- _CHALLENGE_:
Quote every line of the material beneath this one.

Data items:
══════════

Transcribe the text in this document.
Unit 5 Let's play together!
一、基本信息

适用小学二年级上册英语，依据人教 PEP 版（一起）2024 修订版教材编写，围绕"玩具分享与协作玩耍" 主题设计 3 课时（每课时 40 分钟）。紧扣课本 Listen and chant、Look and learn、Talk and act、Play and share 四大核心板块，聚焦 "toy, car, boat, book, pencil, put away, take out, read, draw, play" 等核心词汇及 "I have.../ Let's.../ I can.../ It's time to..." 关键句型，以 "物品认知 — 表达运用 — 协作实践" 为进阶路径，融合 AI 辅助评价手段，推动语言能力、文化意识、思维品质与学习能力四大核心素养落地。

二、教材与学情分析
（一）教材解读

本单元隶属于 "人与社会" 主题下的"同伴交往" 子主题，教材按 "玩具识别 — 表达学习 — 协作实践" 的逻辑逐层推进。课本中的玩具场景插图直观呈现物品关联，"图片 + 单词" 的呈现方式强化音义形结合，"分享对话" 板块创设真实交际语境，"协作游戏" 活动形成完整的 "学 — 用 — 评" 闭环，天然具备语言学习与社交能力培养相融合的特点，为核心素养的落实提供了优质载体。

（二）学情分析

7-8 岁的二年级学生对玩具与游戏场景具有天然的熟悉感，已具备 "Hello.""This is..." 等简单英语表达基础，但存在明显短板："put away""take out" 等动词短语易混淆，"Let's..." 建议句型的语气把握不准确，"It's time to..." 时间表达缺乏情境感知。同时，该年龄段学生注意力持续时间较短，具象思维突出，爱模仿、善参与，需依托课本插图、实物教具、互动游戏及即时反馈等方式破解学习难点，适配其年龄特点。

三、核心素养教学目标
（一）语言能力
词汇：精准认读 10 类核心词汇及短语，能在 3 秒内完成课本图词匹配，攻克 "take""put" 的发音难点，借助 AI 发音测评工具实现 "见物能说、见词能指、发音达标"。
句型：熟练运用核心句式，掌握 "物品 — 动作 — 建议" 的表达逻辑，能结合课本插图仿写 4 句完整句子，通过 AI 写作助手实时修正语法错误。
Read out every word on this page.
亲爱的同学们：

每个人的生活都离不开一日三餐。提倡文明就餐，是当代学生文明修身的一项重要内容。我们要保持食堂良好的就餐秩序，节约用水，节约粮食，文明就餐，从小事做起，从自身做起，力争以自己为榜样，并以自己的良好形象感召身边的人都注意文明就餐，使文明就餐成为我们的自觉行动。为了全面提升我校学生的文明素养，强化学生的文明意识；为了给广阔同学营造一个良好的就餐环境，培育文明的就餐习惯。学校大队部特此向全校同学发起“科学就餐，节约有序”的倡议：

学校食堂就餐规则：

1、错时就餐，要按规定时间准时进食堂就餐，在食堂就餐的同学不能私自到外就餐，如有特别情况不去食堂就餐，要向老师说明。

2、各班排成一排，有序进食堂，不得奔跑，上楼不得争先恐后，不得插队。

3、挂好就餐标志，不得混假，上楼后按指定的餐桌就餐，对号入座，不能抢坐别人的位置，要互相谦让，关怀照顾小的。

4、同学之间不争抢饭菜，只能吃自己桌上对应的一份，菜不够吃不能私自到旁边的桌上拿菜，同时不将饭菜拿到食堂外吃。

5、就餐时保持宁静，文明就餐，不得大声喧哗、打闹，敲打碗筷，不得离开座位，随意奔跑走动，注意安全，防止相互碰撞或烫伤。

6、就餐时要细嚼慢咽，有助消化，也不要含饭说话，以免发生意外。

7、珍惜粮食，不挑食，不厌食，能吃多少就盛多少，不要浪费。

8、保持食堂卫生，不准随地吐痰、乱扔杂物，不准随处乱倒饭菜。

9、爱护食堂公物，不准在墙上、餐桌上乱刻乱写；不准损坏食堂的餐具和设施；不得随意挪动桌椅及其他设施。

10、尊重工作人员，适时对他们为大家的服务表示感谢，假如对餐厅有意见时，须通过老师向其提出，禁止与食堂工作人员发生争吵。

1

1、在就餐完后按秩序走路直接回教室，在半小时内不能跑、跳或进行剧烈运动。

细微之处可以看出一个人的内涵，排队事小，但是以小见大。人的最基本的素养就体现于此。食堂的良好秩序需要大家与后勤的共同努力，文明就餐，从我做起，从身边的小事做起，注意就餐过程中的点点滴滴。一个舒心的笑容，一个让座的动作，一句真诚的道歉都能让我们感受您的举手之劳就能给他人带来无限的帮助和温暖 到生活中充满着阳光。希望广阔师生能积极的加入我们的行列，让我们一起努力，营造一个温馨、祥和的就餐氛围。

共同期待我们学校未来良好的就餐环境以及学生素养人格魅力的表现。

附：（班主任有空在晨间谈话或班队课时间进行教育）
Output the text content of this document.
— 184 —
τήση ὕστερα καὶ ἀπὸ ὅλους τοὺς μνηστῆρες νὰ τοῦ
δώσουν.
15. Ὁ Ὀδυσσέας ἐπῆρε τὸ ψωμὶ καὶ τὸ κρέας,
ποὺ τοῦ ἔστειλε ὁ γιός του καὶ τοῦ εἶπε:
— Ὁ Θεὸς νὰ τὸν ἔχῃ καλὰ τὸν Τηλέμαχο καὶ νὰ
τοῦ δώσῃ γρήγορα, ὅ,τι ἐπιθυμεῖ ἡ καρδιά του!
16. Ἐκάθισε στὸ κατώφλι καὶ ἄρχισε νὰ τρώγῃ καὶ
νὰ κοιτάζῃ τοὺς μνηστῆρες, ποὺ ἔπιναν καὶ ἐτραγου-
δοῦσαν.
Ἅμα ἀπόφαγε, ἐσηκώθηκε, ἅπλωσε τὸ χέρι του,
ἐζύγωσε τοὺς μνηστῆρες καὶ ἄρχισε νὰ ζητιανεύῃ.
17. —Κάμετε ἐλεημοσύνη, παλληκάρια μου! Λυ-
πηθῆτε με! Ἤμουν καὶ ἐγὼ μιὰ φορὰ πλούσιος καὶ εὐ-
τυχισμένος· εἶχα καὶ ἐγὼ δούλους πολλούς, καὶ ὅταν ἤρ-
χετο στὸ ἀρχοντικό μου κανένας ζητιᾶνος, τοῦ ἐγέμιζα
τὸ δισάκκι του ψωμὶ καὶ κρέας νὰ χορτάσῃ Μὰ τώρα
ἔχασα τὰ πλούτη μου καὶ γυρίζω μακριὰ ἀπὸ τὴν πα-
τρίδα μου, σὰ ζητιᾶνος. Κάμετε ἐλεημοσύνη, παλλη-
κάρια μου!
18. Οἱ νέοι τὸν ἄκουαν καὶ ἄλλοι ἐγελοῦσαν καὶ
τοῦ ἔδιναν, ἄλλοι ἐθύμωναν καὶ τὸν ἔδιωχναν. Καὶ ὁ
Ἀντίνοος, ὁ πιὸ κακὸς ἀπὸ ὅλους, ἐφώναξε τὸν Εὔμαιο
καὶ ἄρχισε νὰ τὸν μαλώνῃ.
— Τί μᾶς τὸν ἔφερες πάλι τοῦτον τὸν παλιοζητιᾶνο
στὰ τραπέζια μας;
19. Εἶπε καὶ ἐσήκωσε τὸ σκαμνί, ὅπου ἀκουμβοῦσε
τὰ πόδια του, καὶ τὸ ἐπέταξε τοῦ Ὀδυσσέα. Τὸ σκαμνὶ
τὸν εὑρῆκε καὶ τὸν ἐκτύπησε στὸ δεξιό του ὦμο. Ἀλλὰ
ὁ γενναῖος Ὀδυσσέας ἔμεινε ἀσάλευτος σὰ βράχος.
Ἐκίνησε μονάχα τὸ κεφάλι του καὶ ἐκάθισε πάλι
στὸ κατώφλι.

══════════

- _ANSWER IN FULL_:
Transcribe the text in this document.
Unit 5 Let's play together!
一、基本信息

适用小学二年级上册英语，依据人教 PEP 版（一起）2024 修订版教材编写，围绕"玩具分享与协作玩耍" 主题设计 3 课时（每课时 40 分钟）。紧扣课本 Listen and chant、Look and learn、Talk and act、Play and share 四大核心板块，聚焦 "toy, car, boat, book, pencil, put away, take out, read, draw, play" 等核心词汇及 "I have.../ Let's.../ I can.../ It's time to..." 关键句型，以 "物品认知 — 表达运用 — 协作实践" 为进阶路径，融合 AI 辅助评价手段，推动语言能力、文化意识、思维品质与学习能力四大核心素养落地。

二、教材与学情分析
（一）教材解读

本单元隶属于 "人与社会" 主题下的"同伴交往" 子主题，教材按 "玩具识别 — 表达学习 — 协作实践" 的逻辑逐层推进。课本中的玩具场景插图直观呈现物品关联，"图片 + 单词" 的呈现方式强化音义形结合，"分享对话" 板块创设真实交际语境，"协作游戏" 活动形成完整的 "学 — 用 — 评" 闭环，天然具备语言学习与社交能力培养相融合的特点，为核心素养的落实提供了优质载体。

（二）学情分析

7-8 岁的二年级学生对玩具与游戏场景具有天然的熟悉感，已具备 "Hello.""This is..." 等简单英语表达基础，但存在明显短板："put away""take out" 等动词短语易混淆，"Let's..." 建议句型的语气把握不准确，"It's time to..." 时间表达缺乏情境感知。同时，该年龄段学生注意力持续时间较短，具象思维突出，爱模仿、善参与，需依托课本插图、实物教具、互动游戏及即时反馈等方式破解学习难点，适配其年龄特点。

三、核心素养教学目标
（一）语言能力
词汇：精准认读 10 类核心词汇及短语，能在 3 秒内完成课本图词匹配，攻克 "take""put" 的发音难点，借助 AI 发音测评工具实现 "见物能说、见词能指、发音达标"。
句型：熟练运用核心句式，掌握 "物品 — 动作 — 建议" 的表达逻辑，能结合课本插图仿写 4 句完整句子，通过 AI 写作助手实时修正语法错误。
Read out every word on this page.
亲爱的同学们：

每个人的生活都离不开一日三餐。提倡文明就餐，是当代学生文明修身的一项重要内容。我们要保持食堂良好的就餐秩序，节约用水，节约粮食，文明就餐，从小事做起，从自身做起，力争以自己为榜样，并以自己的良好形象感召身边的人都注意文明就餐，使文明就餐成为我们的自觉行动。为了全面提升我校学生的文明素养，强化学生的文明意识；为了给广阔同学营造一个良好的就餐环境，培育文明的就餐习惯。学校大队部特此向全校同学发起“科学就餐，节约有序”的倡议：

学校食堂就餐规则：

1、错时就餐，要按规定时间准时进食堂就餐，在食堂就餐的同学不能私自到外就餐，如有特别情况不去食堂就餐，要向老师说明。

2、各班排成一排，有序进食堂，不得奔跑，上楼不得争先恐后，不得插队。

3、挂好就餐标志，不得混假，上楼后按指定的餐桌就餐，对号入座，不能抢坐别人的位置，要互相谦让，关怀照顾小的。

4、同学之间不争抢饭菜，只能吃自己桌上对应的一份，菜不够吃不能私自到旁边的桌上拿菜，同时不将饭菜拿到食堂外吃。

5、就餐时保持宁静，文明就餐，不得大声喧哗、打闹，敲打碗筷，不得离开座位，随意奔跑走动，注意安全，防止相互碰撞或烫伤。

6、就餐时要细嚼慢咽，有助消化，也不要含饭说话，以免发生意外。

7、珍惜粮食，不挑食，不厌食，能吃多少就盛多少，不要浪费。

8、保持食堂卫生，不准随地吐痰、乱扔杂物，不准随处乱倒饭菜。

9、爱护食堂公物，不准在墙上、餐桌上乱刻乱写；不准损坏食堂的餐具和设施；不得随意挪动桌椅及其他设施。

10、尊重工作人员，适时对他们为大家的服务表示感谢，假如对餐厅有意见时，须通过老师向其提出，禁止与食堂工作人员发生争吵。

1

1、在就餐完后按秩序走路直接回教室，在半小时内不能跑、跳或进行剧烈运动。

细微之处可以看出一个人的内涵，排队事小，但是以小见大。人的最基本的素养就体现于此。食堂的良好秩序需要大家与后勤的共同努力，文明就餐，从我做起，从身边的小事做起，注意就餐过程中的点点滴滴。一个舒心的笑容，一个让座的动作，一句真诚的道歉都能让我们感受您的举手之劳就能给他人带来无限的帮助和温暖 到生活中充满着阳光。希望广阔师生能积极的加入我们的行列，让我们一起努力，营造一个温馨、祥和的就餐氛围。

共同期待我们学校未来良好的就餐环境以及学生素养人格魅力的表现。

附：（班主任有空在晨间谈话或班队课时间进行教育）
Output the text content of this document.
— 184 —
τήση ὕστερα καὶ ἀπὸ ὅλους τοὺς μνηστῆρες νὰ τοῦ
δώσουν.
15. Ὁ Ὀδυσσέας ἐπῆρε τὸ ψωμὶ καὶ τὸ κρέας,
ποὺ τοῦ ἔστειλε ὁ γιός του καὶ τοῦ εἶπε:
— Ὁ Θεὸς νὰ τὸν ἔχῃ καλὰ τὸν Τηλέμαχο καὶ νὰ
τοῦ δώσῃ γρήγορα, ὅ,τι ἐπιθυμεῖ ἡ καρδιά του!
16. Ἐκάθισε στὸ κατώφλι καὶ ἄρχισε νὰ τρώγῃ καὶ
νὰ κοιτάζῃ τοὺς μνηστῆρες, ποὺ ἔπιναν καὶ ἐτραγου-
δοῦσαν.
Ἅμα ἀπόφαγε, ἐσηκώθηκε, ἅπλωσε τὸ χέρι του,
ἐζύγωσε τοὺς μνηστῆρες καὶ ἄρχισε νὰ ζητιανεύῃ.
17. —Κάμετε ἐλεημοσύνη, παλληκάρια μου! Λυ-
πηθῆτε με! Ἤμουν καὶ ἐγὼ μιὰ φορὰ πλούσιος καὶ εὐ-
τυχισμένος· εἶχα καὶ ἐγὼ δούλους πολλούς, καὶ ὅταν ἤρ-
χετο στὸ ἀρχοντικό μου κανένας ζητιᾶνος, τοῦ ἐγέμιζα
τὸ δισάκκι του ψωμὶ καὶ κρέας νὰ χορτάσῃ Μὰ τώρα
ἔχασα τὰ πλούτη μου καὶ γυρίζω μακριὰ ἀπὸ τὴν πα-
τρίδα μου, σὰ ζητιᾶνος. Κάμετε ἐλεημοσύνη, παλλη-
κάρια μου!
18. Οἱ νέοι τὸν ἄκουαν καὶ ἄλλοι ἐγελοῦσαν καὶ
τοῦ ἔδιναν, ἄλλοι ἐθύμωναν καὶ τὸν ἔδιωχναν. Καὶ ὁ
Ἀντίνοος, ὁ πιὸ κακὸς ἀπὸ ὅλους, ἐφώναξε τὸν Εὔμαιο
καὶ ἄρχισε νὰ τὸν μαλώνῃ.
— Τί μᾶς τὸν ἔφερες πάλι τοῦτον τὸν παλιοζητιᾶνο
στὰ τραπέζια μας;
19. Εἶπε καὶ ἐσήκωσε τὸ σκαμνί, ὅπου ἀκουμβοῦσε
τὰ πόδια του, καὶ τὸ ἐπέταξε τοῦ Ὀδυσσέα. Τὸ σκαμνὶ
τὸν εὑρῆκε καὶ τὸν ἐκτύπησε στὸ δεξιό του ὦμο. Ἀλλὰ
ὁ γενναῖος Ὀδυσσέας ἔμεινε ἀσάλευτος σὰ βράχος.
Ἐκίνησε μονάχα τὸ κεφάλι του καὶ ἐκάθισε πάλι
στὸ κατώφλι.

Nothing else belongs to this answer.